** Begin **

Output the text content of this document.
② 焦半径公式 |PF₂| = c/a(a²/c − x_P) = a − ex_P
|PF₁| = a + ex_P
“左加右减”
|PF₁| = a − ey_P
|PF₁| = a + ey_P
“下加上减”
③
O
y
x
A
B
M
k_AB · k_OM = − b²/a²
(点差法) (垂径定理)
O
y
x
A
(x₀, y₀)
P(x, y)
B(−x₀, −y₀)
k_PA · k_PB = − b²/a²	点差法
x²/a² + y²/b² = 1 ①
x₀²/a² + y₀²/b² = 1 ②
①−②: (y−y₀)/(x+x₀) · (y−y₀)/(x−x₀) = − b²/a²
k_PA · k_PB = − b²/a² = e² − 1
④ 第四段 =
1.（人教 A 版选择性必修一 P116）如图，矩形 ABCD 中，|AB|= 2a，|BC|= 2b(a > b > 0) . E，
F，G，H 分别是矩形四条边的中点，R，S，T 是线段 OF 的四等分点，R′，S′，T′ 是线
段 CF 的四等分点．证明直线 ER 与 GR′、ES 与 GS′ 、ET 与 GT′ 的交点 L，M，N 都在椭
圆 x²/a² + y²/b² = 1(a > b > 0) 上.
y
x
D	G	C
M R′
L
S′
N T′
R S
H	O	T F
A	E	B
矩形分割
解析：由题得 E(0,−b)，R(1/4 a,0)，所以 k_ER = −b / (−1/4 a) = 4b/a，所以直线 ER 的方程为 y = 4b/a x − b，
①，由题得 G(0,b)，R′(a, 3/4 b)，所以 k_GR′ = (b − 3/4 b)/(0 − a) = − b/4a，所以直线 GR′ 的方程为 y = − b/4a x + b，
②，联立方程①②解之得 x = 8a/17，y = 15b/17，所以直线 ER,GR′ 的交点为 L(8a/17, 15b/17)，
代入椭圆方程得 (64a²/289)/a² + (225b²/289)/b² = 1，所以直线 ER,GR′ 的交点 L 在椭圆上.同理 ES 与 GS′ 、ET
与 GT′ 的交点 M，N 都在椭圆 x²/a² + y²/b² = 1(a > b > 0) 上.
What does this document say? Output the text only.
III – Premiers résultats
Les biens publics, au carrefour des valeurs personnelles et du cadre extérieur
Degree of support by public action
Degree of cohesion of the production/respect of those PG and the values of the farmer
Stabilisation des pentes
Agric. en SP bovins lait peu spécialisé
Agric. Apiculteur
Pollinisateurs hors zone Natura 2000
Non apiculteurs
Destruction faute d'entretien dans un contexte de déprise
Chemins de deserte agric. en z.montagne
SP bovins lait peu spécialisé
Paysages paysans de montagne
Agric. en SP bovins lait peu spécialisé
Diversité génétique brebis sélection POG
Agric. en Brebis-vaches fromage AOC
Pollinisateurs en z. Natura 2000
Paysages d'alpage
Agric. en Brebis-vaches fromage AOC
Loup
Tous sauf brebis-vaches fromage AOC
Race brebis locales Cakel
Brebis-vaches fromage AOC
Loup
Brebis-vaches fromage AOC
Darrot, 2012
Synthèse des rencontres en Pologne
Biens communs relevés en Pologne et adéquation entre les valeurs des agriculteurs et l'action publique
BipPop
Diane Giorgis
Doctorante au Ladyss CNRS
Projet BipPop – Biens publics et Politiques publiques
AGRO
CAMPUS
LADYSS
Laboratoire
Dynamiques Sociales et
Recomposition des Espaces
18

** End **

Output each record precisely as given.

Output the text content of this document.
② 焦半径公式 |PF₂| = c/a(a²/c − x_P) = a − ex_P
|PF₁| = a + ex_P
“左加右减”
|PF₁| = a − ey_P
|PF₁| = a + ey_P
“下加上减”
③
O
y
x
A
B
M
k_AB · k_OM = − b²/a²
(点差法) (垂径定理)
O
y
x
A
(x₀, y₀)
P(x, y)
B(−x₀, −y₀)
k_PA · k_PB = − b²/a²	点差法
x²/a² + y²/b² = 1 ①
x₀²/a² + y₀²/b² = 1 ②
①−②: (y−y₀)/(x+x₀) · (y−y₀)/(x−x₀) = − b²/a²
k_PA · k_PB = − b²/a² = e² − 1
④ 第四段 =
1.（人教 A 版选择性必修一 P116）如图，矩形 ABCD 中，|AB|= 2a，|BC|= 2b(a > b > 0) . E，
F，G，H 分别是矩形四条边的中点，R，S，T 是线段 OF 的四等分点，R′，S′，T′ 是线
段 CF 的四等分点．证明直线 ER 与 GR′、ES 与 GS′ 、ET 与 GT′ 的交点 L，M，N 都在椭
圆 x²/a² + y²/b² = 1(a > b > 0) 上.
y
x
D	G	C
M R′
L
S′
N T′
R S
H	O	T F
A	E	B
矩形分割
解析：由题得 E(0,−b)，R(1/4 a,0)，所以 k_ER = −b / (−1/4 a) = 4b/a，所以直线 ER 的方程为 y = 4b/a x − b，
①，由题得 G(0,b)，R′(a, 3/4 b)，所以 k_GR′ = (b − 3/4 b)/(0 − a) = − b/4a，所以直线 GR′ 的方程为 y = − b/4a x + b，
②，联立方程①②解之得 x = 8a/17，y = 15b/17，所以直线 ER,GR′ 的交点为 L(8a/17, 15b/17)，
代入椭圆方程得 (64a²/289)/a² + (225b²/289)/b² = 1，所以直线 ER,GR′ 的交点 L 在椭圆上.同理 ES 与 GS′ 、ET
与 GT′ 的交点 M，N 都在椭圆 x²/a² + y²/b² = 1(a > b > 0) 上.
What does this document say? Output the text only.
III – Premiers résultats
Les biens publics, au carrefour des valeurs personnelles et du cadre extérieur
Degree of support by public action
Degree of cohesion of the production/respect of those PG and the values of the farmer
Stabilisation des pentes
Agric. en SP bovins lait peu spécialisé
Agric. Apiculteur
Pollinisateurs hors zone Natura 2000
Non apiculteurs
Destruction faute d'entretien dans un contexte de déprise
Chemins de deserte agric. en z.montagne
SP bovins lait peu spécialisé
Paysages paysans de montagne
Agric. en SP bovins lait peu spécialisé
Diversité génétique brebis sélection POG
Agric. en Brebis-vaches fromage AOC
Pollinisateurs en z. Natura 2000
Paysages d'alpage
Agric. en Brebis-vaches fromage AOC
Loup
Tous sauf brebis-vaches fromage AOC
Race brebis locales Cakel
Brebis-vaches fromage AOC
Loup
Brebis-vaches fromage AOC
Darrot, 2012
Synthèse des rencontres en Pologne
Biens communs relevés en Pologne et adéquation entre les valeurs des agriculteurs et l'action publique
BipPop
Diane Giorgis
Doctorante au Ladyss CNRS
Projet BipPop – Biens publics et Politiques publiques
AGRO
CAMPUS
LADYSS
Laboratoire
Dynamiques Sociales et
Recomposition des Espaces
18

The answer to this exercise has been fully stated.